== Exercise goal ==
Copy the material word for word, from the line containing "candle-body: [111, 686, 117, 695]" through the line containing "candle-body: [473, 375, 479, 432]", both ends included.

== Task input ==
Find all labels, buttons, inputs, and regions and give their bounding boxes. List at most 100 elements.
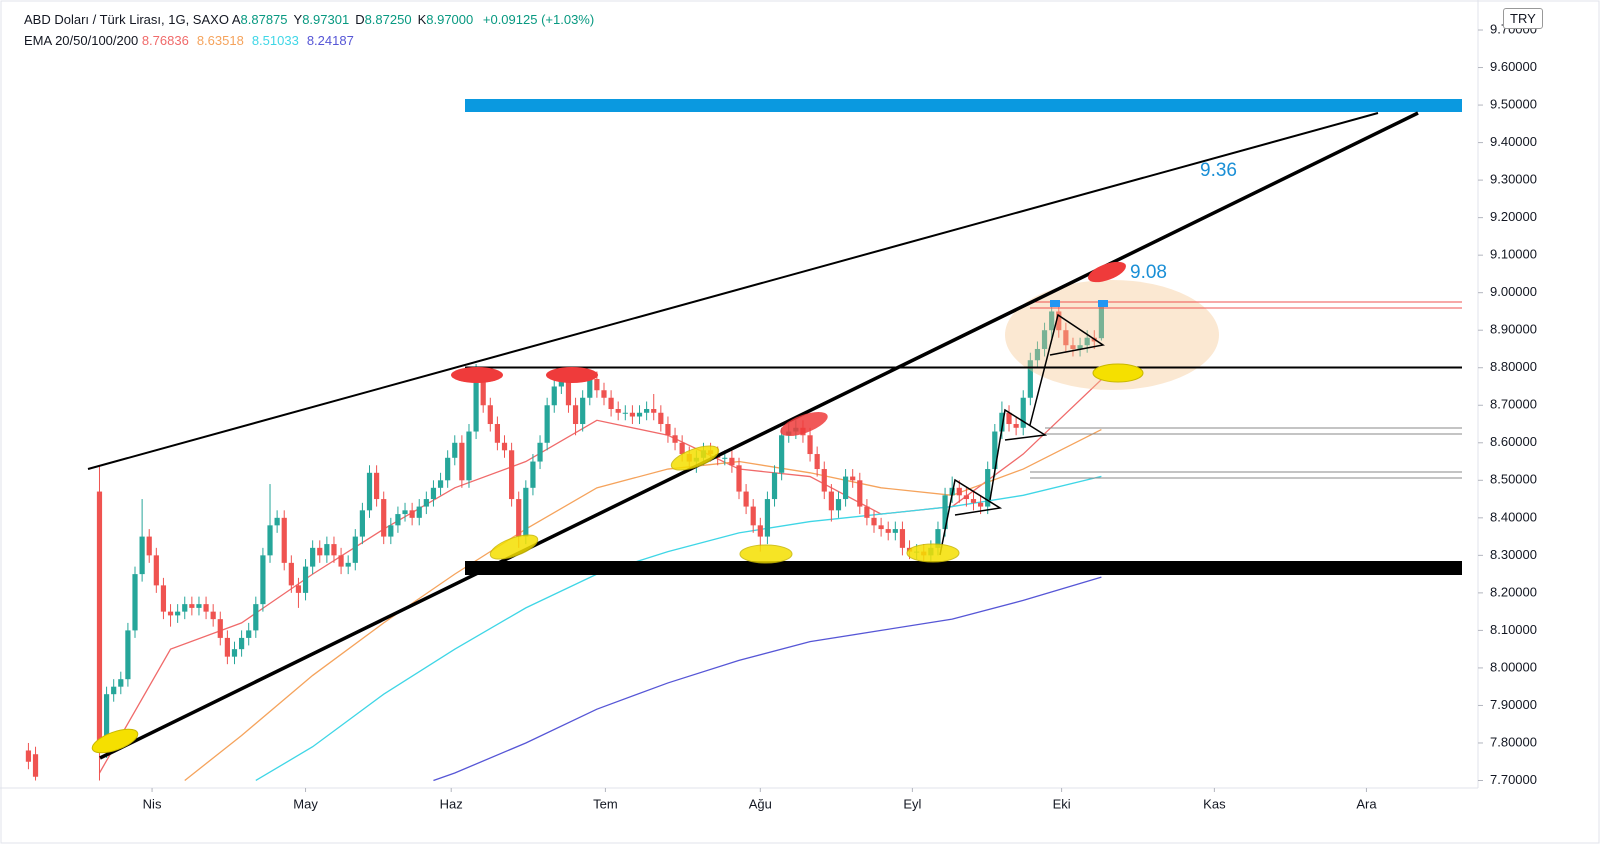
candle-body: [111, 686, 117, 695]
candle-body: [494, 424, 501, 443]
candle-body: [423, 499, 429, 507]
ohlc-key: K: [417, 12, 427, 27]
candle-body: [1070, 345, 1076, 349]
candle-body: [139, 536, 145, 575]
ohlc-value: 8.87250: [364, 12, 412, 27]
ohlc-value: 8.97301: [302, 12, 350, 27]
pennant: [939, 478, 1003, 556]
candle-body: [253, 604, 259, 631]
candle-body: [1084, 337, 1090, 346]
candle-body: [1034, 348, 1041, 361]
marker: [1098, 300, 1108, 307]
candle-body: [572, 405, 579, 425]
x-tick-label: Kas: [1203, 796, 1226, 811]
y-tick-label: 8.90000: [1490, 322, 1537, 337]
candle-body: [537, 442, 543, 462]
candle-body: [878, 525, 884, 530]
candle-body: [970, 499, 977, 503]
indicator-value: 8.63518: [196, 33, 244, 48]
candle-body: [871, 517, 877, 526]
indicator-value: 8.51033: [251, 33, 299, 48]
candle-body: [182, 604, 188, 612]
candle-body: [857, 480, 863, 507]
candle-body: [310, 547, 316, 567]
candle-body: [594, 378, 600, 391]
candle-body: [160, 585, 167, 612]
candle-body: [565, 375, 572, 406]
candle-body: [359, 510, 365, 537]
indicator-value: 8.24187: [306, 33, 354, 48]
candle-body: [1006, 412, 1012, 425]
candle-body: [1027, 360, 1033, 398]
pennant: [989, 408, 1048, 501]
candle-body: [509, 450, 515, 500]
candle-body: [942, 495, 948, 530]
indicator-title: EMA 20/50/100/200: [24, 33, 139, 48]
x-tick-label: Haz: [440, 796, 463, 811]
candle-body: [622, 412, 628, 414]
candle-body: [103, 694, 110, 751]
candle-body: [146, 536, 152, 556]
candle-body: [352, 536, 358, 563]
y-tick-label: 7.70000: [1490, 772, 1537, 787]
candle-body: [388, 525, 394, 537]
candle-body: [473, 375, 479, 432]
currency-button[interactable]: TRY: [1503, 8, 1543, 29]
candle-body: [32, 754, 39, 777]
x-tick-label: Eki: [1053, 796, 1071, 811]
support-band: [465, 561, 1462, 575]
candle-body: [366, 472, 373, 511]
candle-body: [175, 611, 181, 616]
candle-body: [551, 386, 557, 406]
x-tick-label: Eyl: [903, 796, 921, 811]
marker: [1088, 261, 1126, 283]
annotation: 9.08: [1130, 262, 1167, 283]
candle-body: [544, 405, 550, 443]
candle-body: [601, 390, 607, 398]
candle-body: [1063, 330, 1069, 346]
trend-line: [87, 112, 1379, 470]
candle-body: [892, 529, 898, 533]
marker: [546, 367, 598, 383]
candle-body: [750, 506, 756, 526]
candle-body: [629, 412, 636, 417]
candle-body: [381, 499, 387, 537]
candle-body: [459, 442, 465, 481]
x-tick-label: Tem: [593, 796, 618, 811]
candle-body: [644, 409, 650, 413]
candle-body: [651, 409, 657, 413]
candle-body: [779, 435, 785, 473]
candle-body: [132, 574, 138, 631]
candle-body: [374, 472, 380, 500]
candle-body: [281, 517, 287, 563]
ohlc-key: Y: [293, 12, 303, 27]
candle-body: [395, 514, 401, 526]
candle-body: [864, 506, 870, 518]
indicator-legend: EMA 20/50/100/200 8.76836 8.63518 8.51033 8…: [24, 33, 362, 48]
candle-body: [217, 619, 223, 638]
resistance-band: [465, 99, 1462, 112]
candle-body: [1020, 397, 1026, 428]
candle-body: [985, 469, 991, 507]
candle-body: [580, 397, 586, 425]
annotation: 9.36: [1200, 160, 1237, 181]
candle-body: [167, 611, 174, 616]
axes: 7.70000 7.80000 7.90000 8.00000 8.10000 8.200…: [143, 21, 1537, 811]
candle-body: [445, 457, 451, 481]
y-tick-label: 8.20000: [1490, 584, 1537, 599]
candle-body: [587, 378, 593, 398]
candle-body: [523, 487, 529, 537]
candle-body: [608, 397, 614, 410]
marker: [1092, 363, 1144, 383]
candle-body: [437, 480, 444, 488]
candle-body: [1077, 345, 1083, 349]
candle-body: [331, 544, 337, 556]
candle-body: [267, 525, 273, 556]
candle-body: [992, 431, 998, 470]
candle-body: [1041, 330, 1048, 349]
candle-body: [238, 637, 245, 650]
candle-body: [835, 499, 842, 511]
y-tick-label: 7.90000: [1490, 697, 1537, 712]
candle-body: [196, 604, 202, 608]
candle-body: [409, 510, 415, 518]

== Exercise answer ==
candle-body: [111, 686, 117, 695]
candle-body: [494, 424, 501, 443]
candle-body: [423, 499, 429, 507]
ohlc-key: K: [417, 12, 427, 27]
candle-body: [1070, 345, 1076, 349]
candle-body: [139, 536, 145, 575]
ohlc-value: 8.87250: [364, 12, 412, 27]
ohlc-value: 8.97301: [302, 12, 350, 27]
pennant: [939, 478, 1003, 556]
candle-body: [253, 604, 259, 631]
candle-body: [1084, 337, 1090, 346]
candle-body: [1034, 348, 1041, 361]
marker: [1098, 300, 1108, 307]
candle-body: [572, 405, 579, 425]
x-tick-label: Kas: [1203, 796, 1226, 811]
y-tick-label: 8.90000: [1490, 322, 1537, 337]
candle-body: [537, 442, 543, 462]
candle-body: [878, 525, 884, 530]
candle-body: [970, 499, 977, 503]
indicator-value: 8.63518: [196, 33, 244, 48]
candle-body: [871, 517, 877, 526]
indicator-value: 8.51033: [251, 33, 299, 48]
candle-body: [182, 604, 188, 612]
candle-body: [857, 480, 863, 507]
candle-body: [310, 547, 316, 567]
candle-body: [594, 378, 600, 391]
candle-body: [160, 585, 167, 612]
candle-body: [565, 375, 572, 406]
candle-body: [359, 510, 365, 537]
indicator-value: 8.24187: [306, 33, 354, 48]
candle-body: [1006, 412, 1012, 425]
candle-body: [1027, 360, 1033, 398]
pennant: [989, 408, 1048, 501]
candle-body: [509, 450, 515, 500]
candle-body: [942, 495, 948, 530]
indicator-title: EMA 20/50/100/200: [24, 33, 139, 48]
x-tick-label: Haz: [440, 796, 463, 811]
candle-body: [622, 412, 628, 414]
candle-body: [103, 694, 110, 751]
candle-body: [146, 536, 152, 556]
candle-body: [352, 536, 358, 563]
y-tick-label: 7.70000: [1490, 772, 1537, 787]
candle-body: [388, 525, 394, 537]
candle-body: [473, 375, 479, 432]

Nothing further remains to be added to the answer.